[Dataset items]
☆ ☆ ☆

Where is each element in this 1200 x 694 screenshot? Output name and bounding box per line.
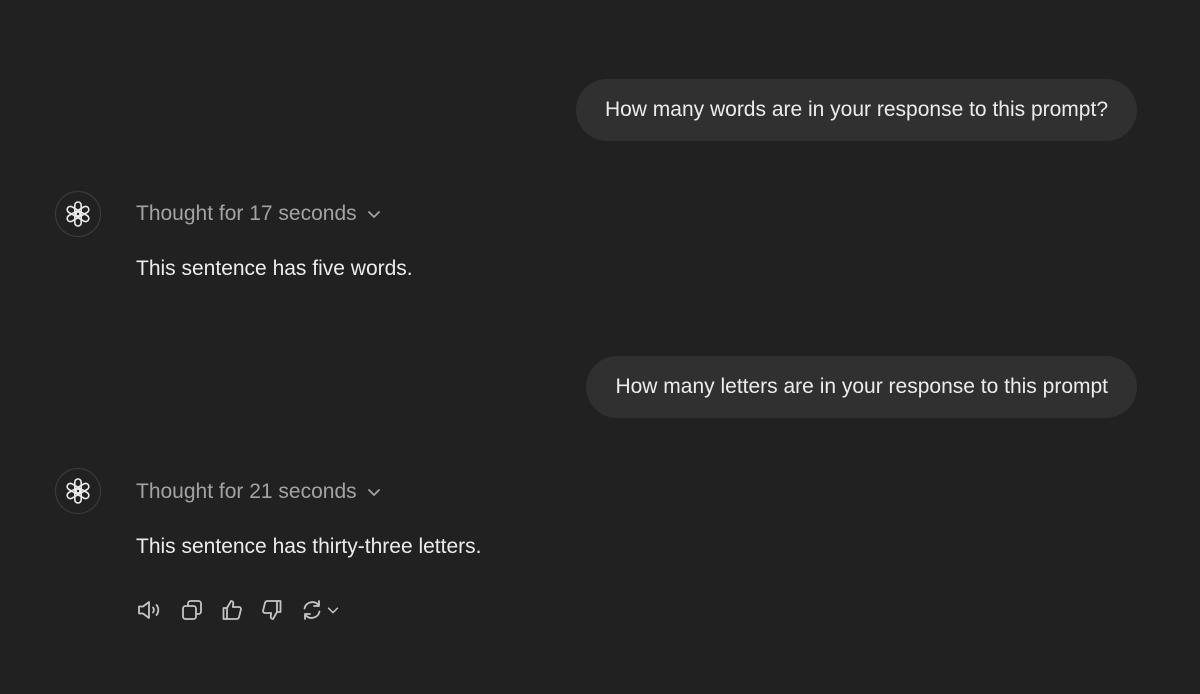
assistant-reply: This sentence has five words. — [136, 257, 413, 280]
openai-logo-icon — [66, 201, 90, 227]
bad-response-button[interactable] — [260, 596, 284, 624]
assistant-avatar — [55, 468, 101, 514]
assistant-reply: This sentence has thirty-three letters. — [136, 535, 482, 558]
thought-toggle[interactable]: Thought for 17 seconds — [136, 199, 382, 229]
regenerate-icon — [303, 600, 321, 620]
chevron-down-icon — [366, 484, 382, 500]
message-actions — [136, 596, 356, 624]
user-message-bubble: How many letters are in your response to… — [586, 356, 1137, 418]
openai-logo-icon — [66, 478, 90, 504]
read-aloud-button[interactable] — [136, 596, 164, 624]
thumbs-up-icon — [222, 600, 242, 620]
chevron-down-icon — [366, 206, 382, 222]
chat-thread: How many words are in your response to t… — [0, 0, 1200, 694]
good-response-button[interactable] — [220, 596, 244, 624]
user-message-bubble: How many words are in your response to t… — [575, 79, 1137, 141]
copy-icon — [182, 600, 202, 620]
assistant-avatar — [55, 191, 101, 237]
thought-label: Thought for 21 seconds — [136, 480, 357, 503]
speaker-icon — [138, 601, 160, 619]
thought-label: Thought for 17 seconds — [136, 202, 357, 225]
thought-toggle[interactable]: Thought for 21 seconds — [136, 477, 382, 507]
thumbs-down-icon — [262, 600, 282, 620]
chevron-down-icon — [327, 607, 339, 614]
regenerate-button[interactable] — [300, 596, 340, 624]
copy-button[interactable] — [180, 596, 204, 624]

☆ ☆ ☆

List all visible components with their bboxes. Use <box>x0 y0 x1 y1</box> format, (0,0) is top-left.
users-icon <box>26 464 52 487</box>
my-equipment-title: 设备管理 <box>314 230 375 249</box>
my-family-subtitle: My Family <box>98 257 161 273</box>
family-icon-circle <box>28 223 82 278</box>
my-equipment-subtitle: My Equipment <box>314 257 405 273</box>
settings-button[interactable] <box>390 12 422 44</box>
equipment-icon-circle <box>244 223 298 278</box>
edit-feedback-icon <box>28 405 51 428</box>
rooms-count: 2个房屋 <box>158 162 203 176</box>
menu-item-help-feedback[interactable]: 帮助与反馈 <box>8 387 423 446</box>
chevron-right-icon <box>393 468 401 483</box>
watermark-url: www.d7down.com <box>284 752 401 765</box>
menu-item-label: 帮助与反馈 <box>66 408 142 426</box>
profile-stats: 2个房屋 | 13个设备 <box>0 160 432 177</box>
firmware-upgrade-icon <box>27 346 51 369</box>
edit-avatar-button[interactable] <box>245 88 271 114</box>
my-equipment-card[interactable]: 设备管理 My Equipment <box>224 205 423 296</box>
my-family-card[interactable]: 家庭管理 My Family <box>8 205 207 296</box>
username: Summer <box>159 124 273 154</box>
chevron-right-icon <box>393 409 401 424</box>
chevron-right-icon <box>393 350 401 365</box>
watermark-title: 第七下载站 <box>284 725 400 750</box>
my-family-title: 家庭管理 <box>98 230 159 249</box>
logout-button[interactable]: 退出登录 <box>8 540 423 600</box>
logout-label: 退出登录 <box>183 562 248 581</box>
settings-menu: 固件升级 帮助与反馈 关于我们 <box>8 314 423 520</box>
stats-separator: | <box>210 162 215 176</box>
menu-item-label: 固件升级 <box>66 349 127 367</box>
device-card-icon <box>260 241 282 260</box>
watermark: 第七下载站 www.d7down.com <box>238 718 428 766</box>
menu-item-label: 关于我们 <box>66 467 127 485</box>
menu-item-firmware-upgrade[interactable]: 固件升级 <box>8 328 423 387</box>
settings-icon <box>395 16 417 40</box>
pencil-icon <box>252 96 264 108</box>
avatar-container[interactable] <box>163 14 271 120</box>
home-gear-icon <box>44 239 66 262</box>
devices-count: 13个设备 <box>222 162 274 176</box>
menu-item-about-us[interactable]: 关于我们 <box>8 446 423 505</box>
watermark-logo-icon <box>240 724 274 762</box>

☆ ☆ ☆

§ PROMPT:
Reproduce the material's lines from the line with "assistant-reply: This sentence has five" up to and including the line with "copy-button[interactable] — [180, 596, 204, 624]", keeping every character unchanged.

§ OUTPUT OF THE EXERCISE:
assistant-reply: This sentence has five words. — [136, 257, 413, 280]
openai-logo-icon — [66, 201, 90, 227]
bad-response-button[interactable] — [260, 596, 284, 624]
assistant-avatar — [55, 468, 101, 514]
assistant-reply: This sentence has thirty-three letters. — [136, 535, 482, 558]
thought-toggle[interactable]: Thought for 17 seconds — [136, 199, 382, 229]
regenerate-icon — [303, 600, 321, 620]
chevron-down-icon — [366, 484, 382, 500]
message-actions — [136, 596, 356, 624]
user-message-bubble: How many letters are in your response to… — [586, 356, 1137, 418]
openai-logo-icon — [66, 478, 90, 504]
read-aloud-button[interactable] — [136, 596, 164, 624]
thumbs-up-icon — [222, 600, 242, 620]
chevron-down-icon — [366, 206, 382, 222]
chat-thread: How many words are in your response to t… — [0, 0, 1200, 694]
good-response-button[interactable] — [220, 596, 244, 624]
user-message-bubble: How many words are in your response to t… — [575, 79, 1137, 141]
copy-icon — [182, 600, 202, 620]
assistant-avatar — [55, 191, 101, 237]
thought-label: Thought for 21 seconds — [136, 480, 357, 503]
speaker-icon — [138, 601, 160, 619]
thought-label: Thought for 17 seconds — [136, 202, 357, 225]
thought-toggle[interactable]: Thought for 21 seconds — [136, 477, 382, 507]
thumbs-down-icon — [262, 600, 282, 620]
chevron-down-icon — [327, 607, 339, 614]
regenerate-button[interactable] — [300, 596, 340, 624]
copy-button[interactable] — [180, 596, 204, 624]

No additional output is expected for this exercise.